## Written task
Pick out all lines in the listing holding the string "fedőtalpbélés" and copy them.

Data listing
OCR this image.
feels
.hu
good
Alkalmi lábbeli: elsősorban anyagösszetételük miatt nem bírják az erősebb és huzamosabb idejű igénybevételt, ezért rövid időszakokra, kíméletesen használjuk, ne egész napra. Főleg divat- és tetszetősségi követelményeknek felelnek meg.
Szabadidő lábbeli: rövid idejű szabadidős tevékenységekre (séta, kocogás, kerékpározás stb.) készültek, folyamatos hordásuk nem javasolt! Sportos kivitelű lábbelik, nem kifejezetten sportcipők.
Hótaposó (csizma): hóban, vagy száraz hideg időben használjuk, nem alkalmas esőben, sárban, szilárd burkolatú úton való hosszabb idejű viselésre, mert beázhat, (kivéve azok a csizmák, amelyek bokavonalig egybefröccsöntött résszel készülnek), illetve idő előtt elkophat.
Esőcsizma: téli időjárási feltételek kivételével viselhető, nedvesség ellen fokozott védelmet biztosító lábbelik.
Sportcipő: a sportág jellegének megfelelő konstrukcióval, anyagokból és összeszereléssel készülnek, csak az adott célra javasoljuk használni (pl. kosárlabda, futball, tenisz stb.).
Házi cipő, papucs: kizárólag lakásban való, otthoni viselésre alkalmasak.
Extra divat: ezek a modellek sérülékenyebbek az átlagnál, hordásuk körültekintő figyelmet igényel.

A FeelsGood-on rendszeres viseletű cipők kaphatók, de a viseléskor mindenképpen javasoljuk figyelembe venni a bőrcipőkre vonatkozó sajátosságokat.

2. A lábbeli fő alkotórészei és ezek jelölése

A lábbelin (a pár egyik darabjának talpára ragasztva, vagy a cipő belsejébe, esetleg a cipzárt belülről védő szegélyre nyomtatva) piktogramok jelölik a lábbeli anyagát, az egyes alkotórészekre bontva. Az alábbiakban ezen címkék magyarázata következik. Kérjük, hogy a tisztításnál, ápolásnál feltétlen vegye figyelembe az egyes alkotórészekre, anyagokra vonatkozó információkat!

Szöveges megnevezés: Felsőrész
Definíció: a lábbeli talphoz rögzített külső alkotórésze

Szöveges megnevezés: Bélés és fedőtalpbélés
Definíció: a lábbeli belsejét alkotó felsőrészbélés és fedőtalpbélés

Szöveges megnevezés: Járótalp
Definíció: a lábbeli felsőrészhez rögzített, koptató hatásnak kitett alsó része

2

## Full answer
Szöveges megnevezés: Bélés és fedőtalpbélés
Definíció: a lábbeli belsejét alkotó felsőrészbélés és fedőtalpbélés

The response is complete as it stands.